═══ Material for this exercise ═══
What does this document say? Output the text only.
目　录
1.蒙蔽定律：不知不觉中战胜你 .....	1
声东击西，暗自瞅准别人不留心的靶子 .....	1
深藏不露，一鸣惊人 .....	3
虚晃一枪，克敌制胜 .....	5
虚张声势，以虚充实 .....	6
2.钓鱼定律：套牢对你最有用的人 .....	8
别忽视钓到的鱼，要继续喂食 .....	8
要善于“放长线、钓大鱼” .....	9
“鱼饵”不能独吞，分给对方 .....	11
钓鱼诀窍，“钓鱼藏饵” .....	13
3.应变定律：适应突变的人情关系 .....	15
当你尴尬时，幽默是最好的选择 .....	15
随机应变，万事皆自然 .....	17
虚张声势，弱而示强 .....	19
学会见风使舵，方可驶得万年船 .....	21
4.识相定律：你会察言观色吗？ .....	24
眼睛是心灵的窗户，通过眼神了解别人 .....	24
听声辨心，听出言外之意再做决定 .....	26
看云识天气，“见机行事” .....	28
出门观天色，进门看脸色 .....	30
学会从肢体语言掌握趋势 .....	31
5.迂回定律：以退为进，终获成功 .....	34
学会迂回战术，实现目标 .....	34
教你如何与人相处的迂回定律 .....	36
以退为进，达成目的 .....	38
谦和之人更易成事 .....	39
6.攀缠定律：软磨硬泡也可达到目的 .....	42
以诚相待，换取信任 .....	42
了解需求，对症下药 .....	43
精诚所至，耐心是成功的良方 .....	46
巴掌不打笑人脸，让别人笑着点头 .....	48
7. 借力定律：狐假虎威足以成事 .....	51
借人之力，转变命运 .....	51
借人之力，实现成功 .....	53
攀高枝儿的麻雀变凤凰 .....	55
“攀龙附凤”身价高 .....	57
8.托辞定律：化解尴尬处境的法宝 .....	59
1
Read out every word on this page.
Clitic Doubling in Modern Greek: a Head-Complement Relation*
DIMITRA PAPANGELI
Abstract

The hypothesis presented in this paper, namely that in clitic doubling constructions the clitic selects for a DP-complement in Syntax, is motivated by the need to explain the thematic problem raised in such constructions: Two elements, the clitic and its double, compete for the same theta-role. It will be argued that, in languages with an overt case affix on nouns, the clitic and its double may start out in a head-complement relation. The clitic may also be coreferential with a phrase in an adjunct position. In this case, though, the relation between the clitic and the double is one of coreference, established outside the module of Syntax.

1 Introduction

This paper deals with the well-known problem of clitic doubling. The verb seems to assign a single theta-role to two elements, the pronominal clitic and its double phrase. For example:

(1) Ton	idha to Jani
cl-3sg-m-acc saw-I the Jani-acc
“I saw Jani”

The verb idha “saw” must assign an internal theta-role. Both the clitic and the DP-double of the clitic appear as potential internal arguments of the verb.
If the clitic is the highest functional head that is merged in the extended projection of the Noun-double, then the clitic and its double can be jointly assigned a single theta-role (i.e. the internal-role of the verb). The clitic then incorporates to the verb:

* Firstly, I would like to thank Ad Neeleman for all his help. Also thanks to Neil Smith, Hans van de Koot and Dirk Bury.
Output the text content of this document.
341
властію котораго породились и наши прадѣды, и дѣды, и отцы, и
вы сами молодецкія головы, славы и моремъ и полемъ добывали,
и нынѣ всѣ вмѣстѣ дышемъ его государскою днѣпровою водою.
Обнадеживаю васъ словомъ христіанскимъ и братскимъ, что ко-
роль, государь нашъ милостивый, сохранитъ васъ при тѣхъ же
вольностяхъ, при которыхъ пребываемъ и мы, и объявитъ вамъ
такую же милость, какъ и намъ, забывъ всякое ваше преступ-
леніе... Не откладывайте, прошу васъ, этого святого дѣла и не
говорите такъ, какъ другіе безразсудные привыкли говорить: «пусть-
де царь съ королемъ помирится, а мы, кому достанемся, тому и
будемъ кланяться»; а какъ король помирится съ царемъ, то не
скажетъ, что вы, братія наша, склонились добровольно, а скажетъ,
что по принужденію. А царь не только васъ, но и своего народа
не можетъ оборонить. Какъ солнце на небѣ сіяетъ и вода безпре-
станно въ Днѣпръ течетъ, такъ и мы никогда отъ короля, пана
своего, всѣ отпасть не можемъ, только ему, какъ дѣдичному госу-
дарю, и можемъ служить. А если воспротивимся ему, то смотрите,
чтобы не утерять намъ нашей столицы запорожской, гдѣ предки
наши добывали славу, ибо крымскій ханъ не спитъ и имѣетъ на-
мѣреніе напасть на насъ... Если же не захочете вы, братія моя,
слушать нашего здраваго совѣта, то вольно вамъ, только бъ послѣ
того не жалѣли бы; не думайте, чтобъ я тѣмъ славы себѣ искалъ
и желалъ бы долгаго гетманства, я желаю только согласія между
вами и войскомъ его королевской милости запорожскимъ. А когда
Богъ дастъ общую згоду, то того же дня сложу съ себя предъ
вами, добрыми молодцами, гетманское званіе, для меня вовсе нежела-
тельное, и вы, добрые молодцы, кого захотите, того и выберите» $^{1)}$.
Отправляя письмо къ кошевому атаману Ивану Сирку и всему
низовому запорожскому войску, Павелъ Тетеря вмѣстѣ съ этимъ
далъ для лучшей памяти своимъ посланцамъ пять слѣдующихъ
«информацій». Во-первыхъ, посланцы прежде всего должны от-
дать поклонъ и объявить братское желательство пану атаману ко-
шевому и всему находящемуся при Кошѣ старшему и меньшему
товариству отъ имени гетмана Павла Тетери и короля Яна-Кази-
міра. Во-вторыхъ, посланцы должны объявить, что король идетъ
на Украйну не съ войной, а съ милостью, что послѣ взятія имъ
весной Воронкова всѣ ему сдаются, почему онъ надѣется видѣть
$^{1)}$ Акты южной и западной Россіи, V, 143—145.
═══
Challenge:
Within the data above, pick out all lines holding the word "помирится".

Expected answer:
де царь съ королемъ помирится, а мы, кому достанемся, тому и
будемъ кланяться»; а какъ король помирится съ царемъ, то не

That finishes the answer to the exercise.